DATASET EXCERPTS:
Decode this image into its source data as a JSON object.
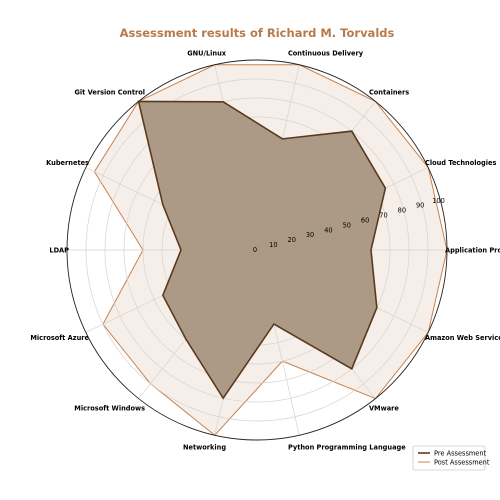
{
  "chart_data": {
    "type": "radar",
    "title": "Assessment results of Richard M. Torvalds",
    "categories": [
      "Application Programming Interfaces",
      "Cloud Technologies",
      "Containers",
      "Continuous Delivery",
      "GNU/Linux",
      "Git Version Control",
      "Kubernetes",
      "LDAP",
      "Microsoft Azure",
      "Microsoft Windows",
      "Networking",
      "Python Programming Language",
      "VMware",
      "Amazon Web Services"
    ],
    "radial_ticks": [
      0,
      10,
      20,
      30,
      40,
      50,
      60,
      70,
      80,
      90,
      100
    ],
    "rlim": [
      0,
      100
    ],
    "grid": true,
    "legend_position": "bottom-right",
    "series": [
      {
        "name": "Pre Assessment",
        "values": [
          60,
          75,
          80,
          60,
          80,
          100,
          55,
          40,
          55,
          60,
          80,
          40,
          80,
          70
        ],
        "line_color": "#5a3a1e",
        "fill_color": "#a89582"
      },
      {
        "name": "Post Assessment",
        "values": [
          100,
          100,
          100,
          100,
          100,
          100,
          95,
          60,
          90,
          90,
          100,
          60,
          100,
          100
        ],
        "line_color": "#c9804d",
        "fill_color": "#f6efe9"
      }
    ],
    "title_color": "#b87a4b"
  }
}
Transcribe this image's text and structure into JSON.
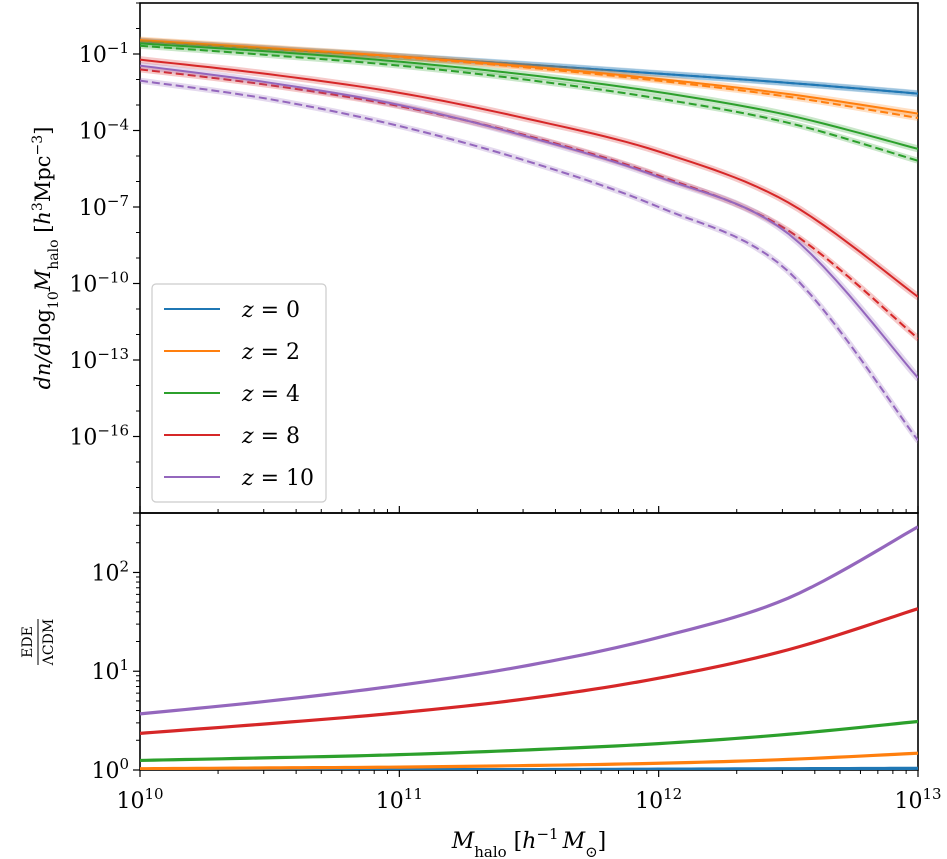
{
  "chart_data": [
    {
      "type": "line",
      "panel": "top",
      "xscale": "log",
      "yscale": "log",
      "xlim": [
        10000000000.0,
        10000000000000.0
      ],
      "ylim": [
        1e-19,
        10
      ],
      "ylabel": "dn/dlog10 Mhalo [h^3 Mpc^-3]",
      "x_ticks": [
        "10^10",
        "10^11",
        "10^12",
        "10^13"
      ],
      "y_ticks": [
        "10^-1",
        "10^-4",
        "10^-7",
        "10^-10",
        "10^-13",
        "10^-16"
      ],
      "legend": {
        "position": "bottom-left",
        "entries": [
          "z = 0",
          "z = 2",
          "z = 4",
          "z = 8",
          "z = 10"
        ]
      },
      "x": [
        10000000000.0,
        31600000000.0,
        100000000000.0,
        316000000000.0,
        1000000000000.0,
        3160000000000.0,
        10000000000000.0
      ],
      "series": [
        {
          "name": "z = 0",
          "color": "#1f77b4",
          "ede": [
            0.32,
            0.16,
            0.08,
            0.038,
            0.017,
            0.0074,
            0.0028
          ],
          "lcdm": [
            0.32,
            0.16,
            0.08,
            0.038,
            0.017,
            0.0074,
            0.0028
          ]
        },
        {
          "name": "z = 2",
          "color": "#ff7f0e",
          "ede": [
            0.35,
            0.17,
            0.08,
            0.032,
            0.0105,
            0.0027,
            0.00046
          ],
          "lcdm": [
            0.34,
            0.16,
            0.075,
            0.029,
            0.009,
            0.0021,
            0.00031
          ]
        },
        {
          "name": "z = 4",
          "color": "#2ca02c",
          "ede": [
            0.26,
            0.125,
            0.05,
            0.015,
            0.0032,
            0.0004,
            1.9e-05
          ],
          "lcdm": [
            0.21,
            0.09,
            0.035,
            0.0095,
            0.0018,
            0.0002,
            6.5e-06
          ]
        },
        {
          "name": "z = 8",
          "color": "#d62728",
          "ede": [
            0.06,
            0.016,
            0.003,
            0.00028,
            1.5e-05,
            1.5e-07,
            3e-11
          ],
          "lcdm": [
            0.025,
            0.006,
            0.0009,
            6e-05,
            1.7e-06,
            1.2e-08,
            7e-13
          ]
        },
        {
          "name": "z = 10",
          "color": "#9467bd",
          "ede": [
            0.035,
            0.0075,
            0.001,
            5.5e-05,
            1.5e-06,
            9e-09,
            2e-14
          ],
          "lcdm": [
            0.009,
            0.0017,
            0.00015,
            6e-06,
            1e-07,
            3e-10,
            7e-17
          ]
        }
      ]
    },
    {
      "type": "line",
      "panel": "bottom",
      "xscale": "log",
      "yscale": "log",
      "xlim": [
        10000000000.0,
        10000000000000.0
      ],
      "ylim": [
        1,
        400
      ],
      "xlabel": "Mhalo [h^-1 M_sun]",
      "ylabel": "EDE / ΛCDM",
      "x_ticks": [
        "10^10",
        "10^11",
        "10^12",
        "10^13"
      ],
      "y_ticks": [
        "10^0",
        "10^1",
        "10^2"
      ],
      "x": [
        10000000000.0,
        31600000000.0,
        100000000000.0,
        316000000000.0,
        1000000000000.0,
        3160000000000.0,
        10000000000000.0
      ],
      "series": [
        {
          "name": "z = 0",
          "color": "#1f77b4",
          "values": [
            1.0,
            1.0,
            1.01,
            1.01,
            1.02,
            1.03,
            1.04
          ]
        },
        {
          "name": "z = 2",
          "color": "#ff7f0e",
          "values": [
            1.03,
            1.05,
            1.07,
            1.11,
            1.17,
            1.28,
            1.48
          ]
        },
        {
          "name": "z = 4",
          "color": "#2ca02c",
          "values": [
            1.25,
            1.33,
            1.43,
            1.6,
            1.85,
            2.3,
            3.1
          ]
        },
        {
          "name": "z = 8",
          "color": "#d62728",
          "values": [
            2.35,
            2.95,
            3.8,
            5.3,
            8.5,
            16.5,
            43
          ]
        },
        {
          "name": "z = 10",
          "color": "#9467bd",
          "values": [
            3.7,
            5.0,
            7.2,
            11.5,
            22,
            55,
            290
          ]
        }
      ]
    }
  ],
  "labels": {
    "top_ylabel_italic": "dn",
    "top_ylabel_slash": "/",
    "top_ylabel_d": "d",
    "top_ylabel_log": "log",
    "top_ylabel_log_sub": "10",
    "top_ylabel_M": "M",
    "top_ylabel_M_sub": "halo",
    "top_ylabel_units_open": " [",
    "top_ylabel_h": "h",
    "top_ylabel_h_sup": "3",
    "top_ylabel_mpc": "Mpc",
    "top_ylabel_mpc_sup": "−3",
    "top_ylabel_close": "]",
    "bottom_ylabel_num": "EDE",
    "bottom_ylabel_den": "ΛCDM",
    "xlabel_M": "M",
    "xlabel_M_sub": "halo",
    "xlabel_open": "  [",
    "xlabel_h": "h",
    "xlabel_h_sup": "−1",
    "xlabel_Msun": "M",
    "xlabel_Msun_sub": "⊙",
    "xlabel_close": "]",
    "legend_z": "z",
    "legend_eq": " = ",
    "legend_values": [
      "0",
      "2",
      "4",
      "8",
      "10"
    ]
  }
}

WHAT YOU HAVE TO DO: Set the entries down again exactly. Do not include the images.

SOLUTION TO THIS EXERCISE:
Decode this image into its source data as a JSON object.
{
  "chart_data": {
    "type": "radar",
    "title": "Assessment results of Richard M. Torvalds",
    "categories": [
      "Application Programming Interfaces",
      "Cloud Technologies",
      "Containers",
      "Continuous Delivery",
      "GNU/Linux",
      "Git Version Control",
      "Kubernetes",
      "LDAP",
      "Microsoft Azure",
      "Microsoft Windows",
      "Networking",
      "Python Programming Language",
      "VMware",
      "Amazon Web Services"
    ],
    "radial_ticks": [
      0,
      10,
      20,
      30,
      40,
      50,
      60,
      70,
      80,
      90,
      100
    ],
    "rlim": [
      0,
      100
    ],
    "grid": true,
    "legend_position": "bottom-right",
    "series": [
      {
        "name": "Pre Assessment",
        "values": [
          60,
          75,
          80,
          60,
          80,
          100,
          55,
          40,
          55,
          60,
          80,
          40,
          80,
          70
        ],
        "line_color": "#5a3a1e",
        "fill_color": "#a89582"
      },
      {
        "name": "Post Assessment",
        "values": [
          100,
          100,
          100,
          100,
          100,
          100,
          95,
          60,
          90,
          90,
          100,
          60,
          100,
          100
        ],
        "line_color": "#c9804d",
        "fill_color": "#f6efe9"
      }
    ],
    "title_color": "#b87a4b"
  }
}
Transcribe this image's text and structure into JSON.
{
  "chart_data": [
    {
      "type": "line",
      "panel": "top",
      "xscale": "log",
      "yscale": "log",
      "xlim": [
        10000000000.0,
        10000000000000.0
      ],
      "ylim": [
        1e-19,
        10
      ],
      "ylabel": "dn/dlog10 Mhalo [h^3 Mpc^-3]",
      "x_ticks": [
        "10^10",
        "10^11",
        "10^12",
        "10^13"
      ],
      "y_ticks": [
        "10^-1",
        "10^-4",
        "10^-7",
        "10^-10",
        "10^-13",
        "10^-16"
      ],
      "legend": {
        "position": "bottom-left",
        "entries": [
          "z = 0",
          "z = 2",
          "z = 4",
          "z = 8",
          "z = 10"
        ]
      },
      "x": [
        10000000000.0,
        31600000000.0,
        100000000000.0,
        316000000000.0,
        1000000000000.0,
        3160000000000.0,
        10000000000000.0
      ],
      "series": [
        {
          "name": "z = 0",
          "color": "#1f77b4",
          "ede": [
            0.32,
            0.16,
            0.08,
            0.038,
            0.017,
            0.0074,
            0.0028
          ],
          "lcdm": [
            0.32,
            0.16,
            0.08,
            0.038,
            0.017,
            0.0074,
            0.0028
          ]
        },
        {
          "name": "z = 2",
          "color": "#ff7f0e",
          "ede": [
            0.35,
            0.17,
            0.08,
            0.032,
            0.0105,
            0.0027,
            0.00046
          ],
          "lcdm": [
            0.34,
            0.16,
            0.075,
            0.029,
            0.009,
            0.0021,
            0.00031
          ]
        },
        {
          "name": "z = 4",
          "color": "#2ca02c",
          "ede": [
            0.26,
            0.125,
            0.05,
            0.015,
            0.0032,
            0.0004,
            1.9e-05
          ],
          "lcdm": [
            0.21,
            0.09,
            0.035,
            0.0095,
            0.0018,
            0.0002,
            6.5e-06
          ]
        },
        {
          "name": "z = 8",
          "color": "#d62728",
          "ede": [
            0.06,
            0.016,
            0.003,
            0.00028,
            1.5e-05,
            1.5e-07,
            3e-11
          ],
          "lcdm": [
            0.025,
            0.006,
            0.0009,
            6e-05,
            1.7e-06,
            1.2e-08,
            7e-13
          ]
        },
        {
          "name": "z = 10",
          "color": "#9467bd",
          "ede": [
            0.035,
            0.0075,
            0.001,
            5.5e-05,
            1.5e-06,
            9e-09,
            2e-14
          ],
          "lcdm": [
            0.009,
            0.0017,
            0.00015,
            6e-06,
            1e-07,
            3e-10,
            7e-17
          ]
        }
      ]
    },
    {
      "type": "line",
      "panel": "bottom",
      "xscale": "log",
      "yscale": "log",
      "xlim": [
        10000000000.0,
        10000000000000.0
      ],
      "ylim": [
        1,
        400
      ],
      "xlabel": "Mhalo [h^-1 M_sun]",
      "ylabel": "EDE / ΛCDM",
      "x_ticks": [
        "10^10",
        "10^11",
        "10^12",
        "10^13"
      ],
      "y_ticks": [
        "10^0",
        "10^1",
        "10^2"
      ],
      "x": [
        10000000000.0,
        31600000000.0,
        100000000000.0,
        316000000000.0,
        1000000000000.0,
        3160000000000.0,
        10000000000000.0
      ],
      "series": [
        {
          "name": "z = 0",
          "color": "#1f77b4",
          "values": [
            1.0,
            1.0,
            1.01,
            1.01,
            1.02,
            1.03,
            1.04
          ]
        },
        {
          "name": "z = 2",
          "color": "#ff7f0e",
          "values": [
            1.03,
            1.05,
            1.07,
            1.11,
            1.17,
            1.28,
            1.48
          ]
        },
        {
          "name": "z = 4",
          "color": "#2ca02c",
          "values": [
            1.25,
            1.33,
            1.43,
            1.6,
            1.85,
            2.3,
            3.1
          ]
        },
        {
          "name": "z = 8",
          "color": "#d62728",
          "values": [
            2.35,
            2.95,
            3.8,
            5.3,
            8.5,
            16.5,
            43
          ]
        },
        {
          "name": "z = 10",
          "color": "#9467bd",
          "values": [
            3.7,
            5.0,
            7.2,
            11.5,
            22,
            55,
            290
          ]
        }
      ]
    }
  ],
  "labels": {
    "top_ylabel_italic": "dn",
    "top_ylabel_slash": "/",
    "top_ylabel_d": "d",
    "top_ylabel_log": "log",
    "top_ylabel_log_sub": "10",
    "top_ylabel_M": "M",
    "top_ylabel_M_sub": "halo",
    "top_ylabel_units_open": " [",
    "top_ylabel_h": "h",
    "top_ylabel_h_sup": "3",
    "top_ylabel_mpc": "Mpc",
    "top_ylabel_mpc_sup": "−3",
    "top_ylabel_close": "]",
    "bottom_ylabel_num": "EDE",
    "bottom_ylabel_den": "ΛCDM",
    "xlabel_M": "M",
    "xlabel_M_sub": "halo",
    "xlabel_open": "  [",
    "xlabel_h": "h",
    "xlabel_h_sup": "−1",
    "xlabel_Msun": "M",
    "xlabel_Msun_sub": "⊙",
    "xlabel_close": "]",
    "legend_z": "z",
    "legend_eq": " = ",
    "legend_values": [
      "0",
      "2",
      "4",
      "8",
      "10"
    ]
  }
}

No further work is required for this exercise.